=== Material shown ===
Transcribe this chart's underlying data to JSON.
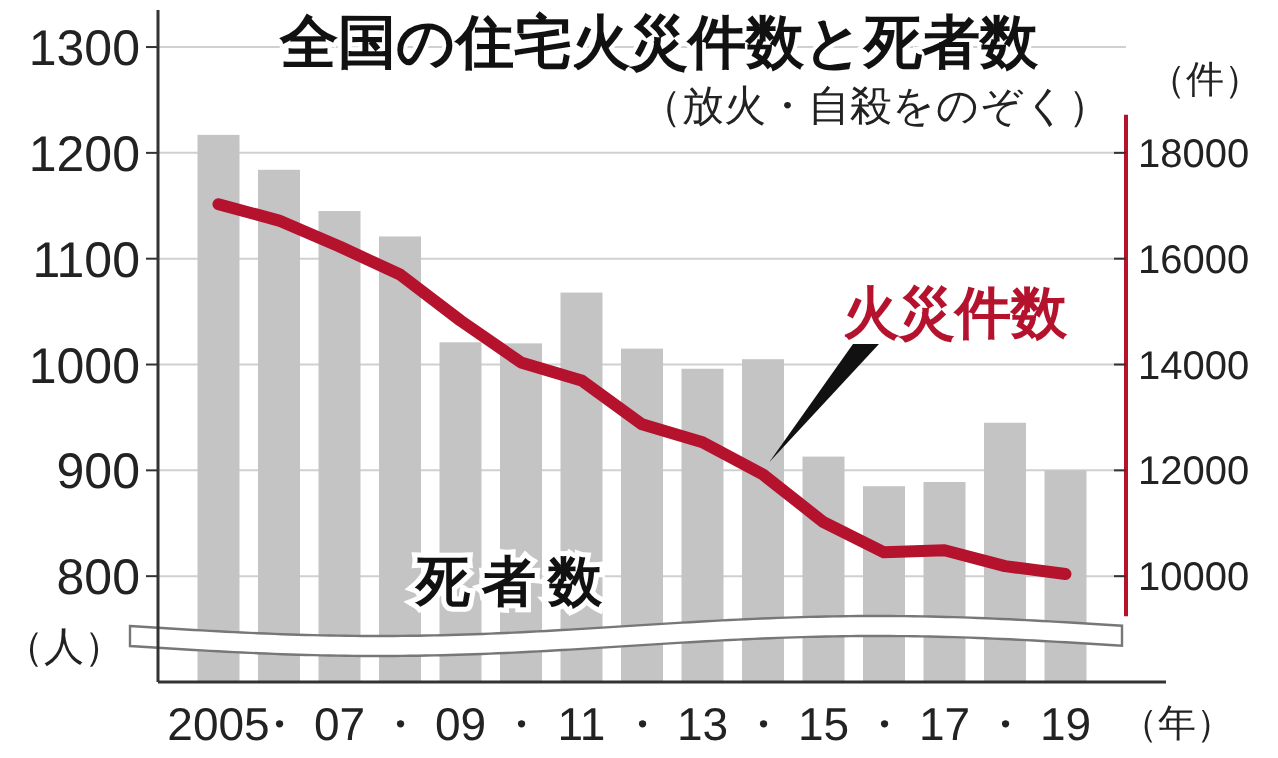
{
  "chart_data": {
    "type": "bar",
    "title": "全国の住宅火災件数と死者数",
    "subtitle": "（放火・自殺をのぞく）",
    "xlabel": "（年）",
    "ylabel": "（人）",
    "y2label": "（件）",
    "categories": [
      "2005",
      "・",
      "07",
      "・",
      "09",
      "・",
      "11",
      "・",
      "13",
      "・",
      "15",
      "・",
      "17",
      "・",
      "19"
    ],
    "series": [
      {
        "name": "死者数",
        "color": "#c4c4c4",
        "values": [
          1217,
          1184,
          1145,
          1121,
          1021,
          1020,
          1068,
          1015,
          996,
          1005,
          913,
          885,
          889,
          945,
          900
        ]
      },
      {
        "name": "火災件数",
        "type": "line",
        "axis": "y2",
        "color": "#b5122d",
        "values": [
          17030,
          16720,
          16230,
          15700,
          14830,
          14040,
          13700,
          12870,
          12530,
          11920,
          11020,
          10450,
          10490,
          10190,
          10040
        ]
      }
    ],
    "ylim": [
      700,
      1335
    ],
    "yticks": [
      800,
      900,
      1000,
      1100,
      1200,
      1300
    ],
    "y2lim": [
      8000,
      20700
    ],
    "y2ticks": [
      10000,
      12000,
      14000,
      16000,
      18000
    ],
    "grid": "y"
  }
}
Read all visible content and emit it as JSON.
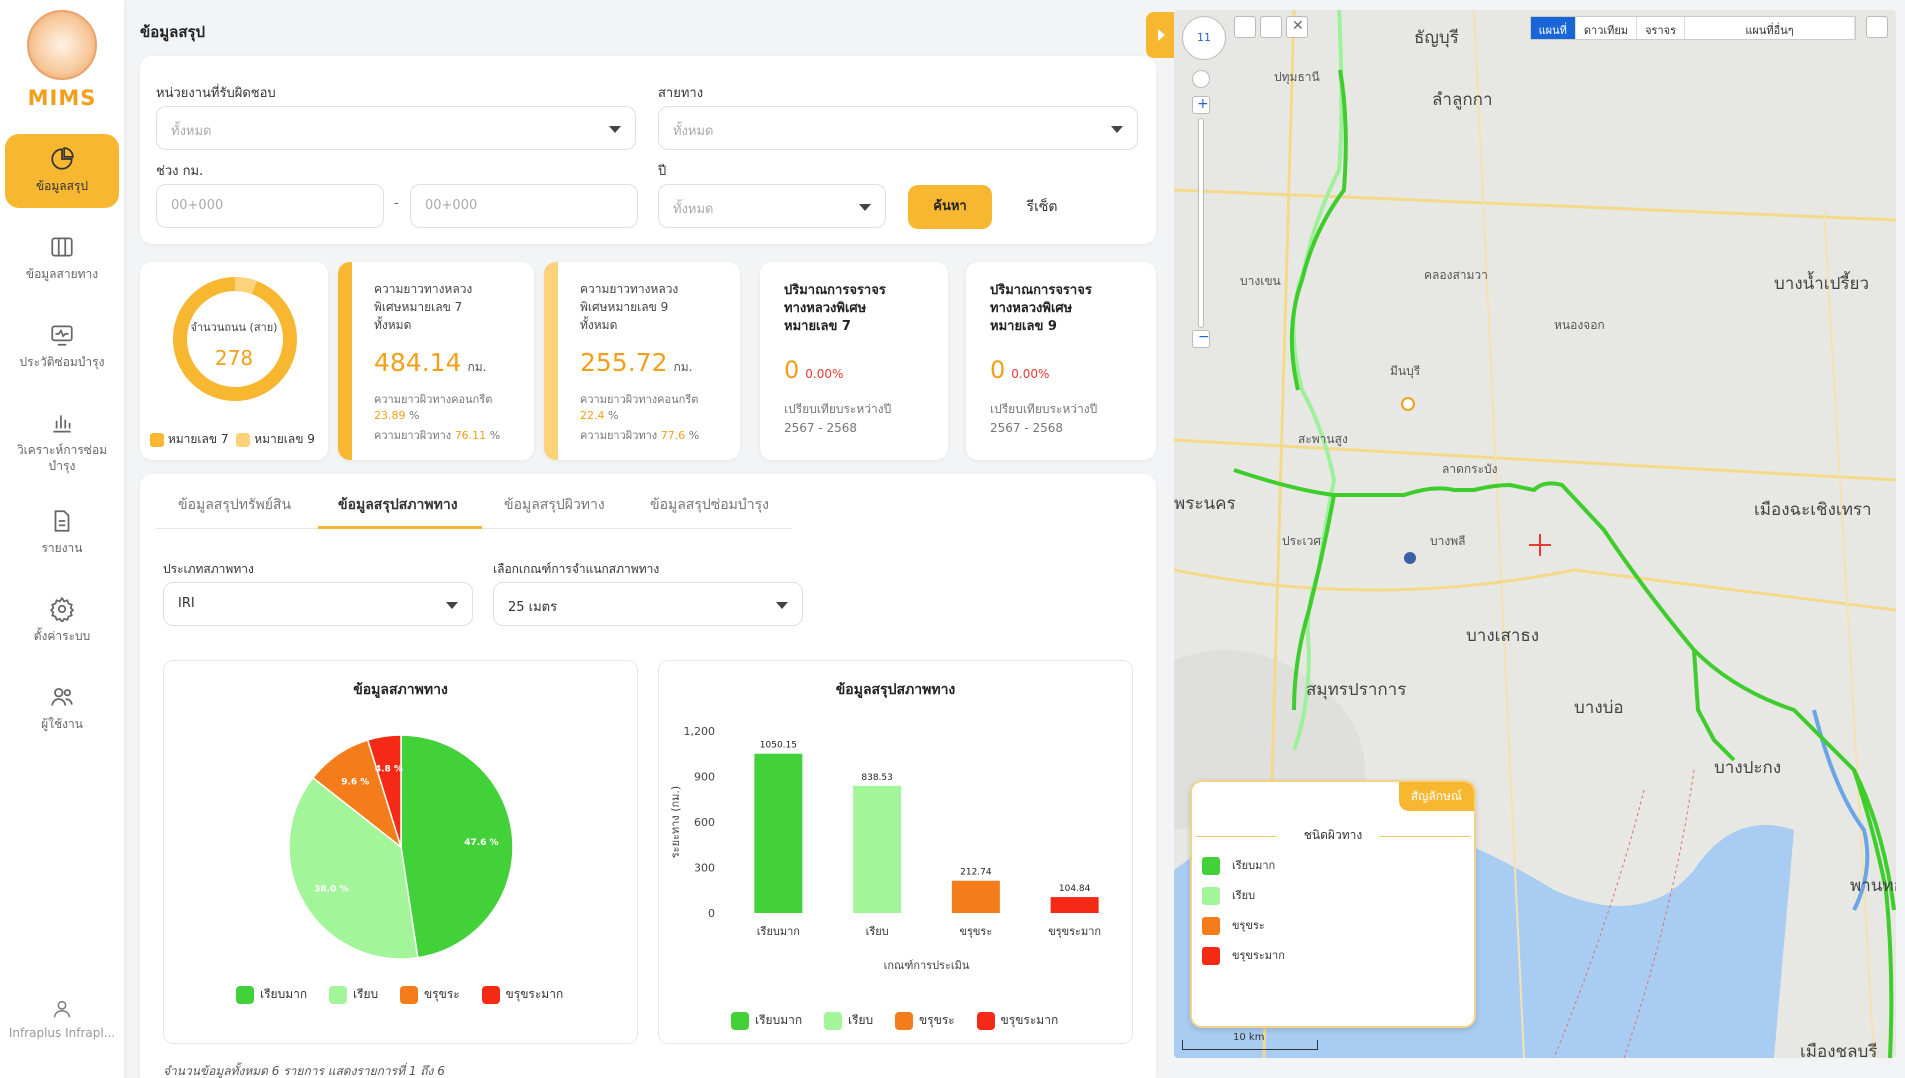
===
**Task to carry out:**
Look through the entries and return every line where "JSON" appears.

**Full answer:**
Transcribe this chart's underlying data to JSON.
Read all visible content and emit it as JSON.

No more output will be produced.